Written problem.
Pull out every line of the entries below and reproduce each one character for character, keeping the original order.
▼
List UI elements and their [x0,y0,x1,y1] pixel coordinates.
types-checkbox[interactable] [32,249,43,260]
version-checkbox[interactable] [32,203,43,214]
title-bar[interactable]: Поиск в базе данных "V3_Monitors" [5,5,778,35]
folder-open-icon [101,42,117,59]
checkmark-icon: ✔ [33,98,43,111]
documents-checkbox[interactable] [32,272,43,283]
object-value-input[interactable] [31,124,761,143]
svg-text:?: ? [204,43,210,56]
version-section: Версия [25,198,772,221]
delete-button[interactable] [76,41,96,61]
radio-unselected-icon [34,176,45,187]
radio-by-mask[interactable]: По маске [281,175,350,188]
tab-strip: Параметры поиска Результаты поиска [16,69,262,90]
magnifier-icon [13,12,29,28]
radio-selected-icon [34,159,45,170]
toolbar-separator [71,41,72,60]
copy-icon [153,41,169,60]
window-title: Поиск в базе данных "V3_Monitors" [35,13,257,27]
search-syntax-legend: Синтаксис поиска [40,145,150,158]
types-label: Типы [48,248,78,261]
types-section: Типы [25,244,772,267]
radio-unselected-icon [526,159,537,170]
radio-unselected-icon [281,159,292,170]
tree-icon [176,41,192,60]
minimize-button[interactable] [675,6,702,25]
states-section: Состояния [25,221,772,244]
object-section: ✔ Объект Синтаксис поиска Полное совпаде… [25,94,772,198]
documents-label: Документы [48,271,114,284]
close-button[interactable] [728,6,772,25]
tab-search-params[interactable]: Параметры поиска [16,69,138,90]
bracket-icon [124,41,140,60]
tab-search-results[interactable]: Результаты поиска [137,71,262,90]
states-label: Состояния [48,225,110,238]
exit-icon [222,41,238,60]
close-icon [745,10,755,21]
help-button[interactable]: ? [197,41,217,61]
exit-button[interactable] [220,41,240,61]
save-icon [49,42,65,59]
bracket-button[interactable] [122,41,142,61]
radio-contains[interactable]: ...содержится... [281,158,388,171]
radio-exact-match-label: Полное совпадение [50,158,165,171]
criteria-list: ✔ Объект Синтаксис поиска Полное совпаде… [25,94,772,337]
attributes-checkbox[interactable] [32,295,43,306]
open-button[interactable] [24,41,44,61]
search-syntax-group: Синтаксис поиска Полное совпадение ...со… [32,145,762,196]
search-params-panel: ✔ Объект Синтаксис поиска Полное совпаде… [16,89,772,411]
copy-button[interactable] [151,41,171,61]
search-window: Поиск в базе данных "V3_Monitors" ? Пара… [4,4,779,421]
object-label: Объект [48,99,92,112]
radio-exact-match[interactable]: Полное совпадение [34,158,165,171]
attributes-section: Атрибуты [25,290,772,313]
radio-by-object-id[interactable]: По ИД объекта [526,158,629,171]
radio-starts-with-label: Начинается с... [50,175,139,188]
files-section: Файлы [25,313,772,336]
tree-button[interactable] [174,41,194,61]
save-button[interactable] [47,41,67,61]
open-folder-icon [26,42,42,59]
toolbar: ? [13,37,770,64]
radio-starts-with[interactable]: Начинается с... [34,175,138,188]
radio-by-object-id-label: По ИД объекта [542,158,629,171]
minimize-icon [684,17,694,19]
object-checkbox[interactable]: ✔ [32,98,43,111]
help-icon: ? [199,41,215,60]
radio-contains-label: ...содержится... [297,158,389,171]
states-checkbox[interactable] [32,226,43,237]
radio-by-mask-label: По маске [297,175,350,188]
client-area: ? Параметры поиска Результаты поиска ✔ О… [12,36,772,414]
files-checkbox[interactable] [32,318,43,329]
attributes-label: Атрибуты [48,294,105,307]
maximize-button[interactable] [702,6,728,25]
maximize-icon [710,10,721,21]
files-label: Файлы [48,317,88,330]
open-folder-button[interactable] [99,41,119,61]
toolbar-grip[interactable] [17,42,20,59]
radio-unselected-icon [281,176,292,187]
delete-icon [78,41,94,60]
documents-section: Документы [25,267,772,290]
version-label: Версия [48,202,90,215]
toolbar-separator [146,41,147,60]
▲
Reply to the exercise.
List UI elements and their [x0,y0,x1,y1] pixel coordinates.
types-checkbox[interactable] [32,249,43,260]
version-checkbox[interactable] [32,203,43,214]
title-bar[interactable]: Поиск в базе данных "V3_Monitors" [5,5,778,35]
folder-open-icon [101,42,117,59]
checkmark-icon: ✔ [33,98,43,111]
documents-checkbox[interactable] [32,272,43,283]
object-value-input[interactable] [31,124,761,143]
svg-text:?: ? [204,43,210,56]
version-section: Версия [25,198,772,221]
delete-button[interactable] [76,41,96,61]
radio-unselected-icon [34,176,45,187]
radio-by-mask[interactable]: По маске [281,175,350,188]
tab-strip: Параметры поиска Результаты поиска [16,69,262,90]
magnifier-icon [13,12,29,28]
radio-selected-icon [34,159,45,170]
toolbar-separator [71,41,72,60]
copy-icon [153,41,169,60]
window-title: Поиск в базе данных "V3_Monitors" [35,13,257,27]
search-syntax-legend: Синтаксис поиска [40,145,150,158]
types-label: Типы [48,248,78,261]
types-section: Типы [25,244,772,267]
radio-unselected-icon [526,159,537,170]
radio-unselected-icon [281,159,292,170]
tree-icon [176,41,192,60]
minimize-button[interactable] [675,6,702,25]
states-section: Состояния [25,221,772,244]
object-section: ✔ Объект Синтаксис поиска Полное совпаде… [25,94,772,198]
documents-label: Документы [48,271,114,284]
close-button[interactable] [728,6,772,25]
tab-search-params[interactable]: Параметры поиска [16,69,138,90]
bracket-icon [124,41,140,60]
tab-search-results[interactable]: Результаты поиска [137,71,262,90]
states-label: Состояния [48,225,110,238]
exit-icon [222,41,238,60]
close-icon [745,10,755,21]
help-button[interactable]: ? [197,41,217,61]
exit-button[interactable] [220,41,240,61]
save-icon [49,42,65,59]
bracket-button[interactable] [122,41,142,61]
radio-contains[interactable]: ...содержится... [281,158,388,171]
radio-exact-match-label: Полное совпадение [50,158,165,171]
criteria-list: ✔ Объект Синтаксис поиска Полное совпаде… [25,94,772,337]
attributes-checkbox[interactable] [32,295,43,306]
open-button[interactable] [24,41,44,61]
search-syntax-group: Синтаксис поиска Полное совпадение ...со… [32,145,762,196]
search-params-panel: ✔ Объект Синтаксис поиска Полное совпаде… [16,89,772,411]
copy-button[interactable] [151,41,171,61]
search-window: Поиск в базе данных "V3_Monitors" ? Пара… [4,4,779,421]
object-label: Объект [48,99,92,112]
radio-exact-match[interactable]: Полное совпадение [34,158,165,171]
attributes-section: Атрибуты [25,290,772,313]
radio-by-object-id[interactable]: По ИД объекта [526,158,629,171]
radio-starts-with-label: Начинается с... [50,175,139,188]
files-section: Файлы [25,313,772,336]
tree-button[interactable] [174,41,194,61]
save-button[interactable] [47,41,67,61]
open-folder-icon [26,42,42,59]
toolbar: ? [13,37,770,64]
radio-starts-with[interactable]: Начинается с... [34,175,138,188]
radio-by-object-id-label: По ИД объекта [542,158,629,171]
minimize-icon [684,17,694,19]
object-checkbox[interactable]: ✔ [32,98,43,111]
help-icon: ? [199,41,215,60]
radio-contains-label: ...содержится... [297,158,389,171]
states-checkbox[interactable] [32,226,43,237]
radio-by-mask-label: По маске [297,175,350,188]
client-area: ? Параметры поиска Результаты поиска ✔ О… [12,36,772,414]
files-checkbox[interactable] [32,318,43,329]
attributes-label: Атрибуты [48,294,105,307]
maximize-button[interactable] [702,6,728,25]
maximize-icon [710,10,721,21]
files-label: Файлы [48,317,88,330]
open-folder-button[interactable] [99,41,119,61]
toolbar-grip[interactable] [17,42,20,59]
radio-unselected-icon [281,176,292,187]
delete-icon [78,41,94,60]
documents-section: Документы [25,267,772,290]
version-label: Версия [48,202,90,215]
toolbar-separator [146,41,147,60]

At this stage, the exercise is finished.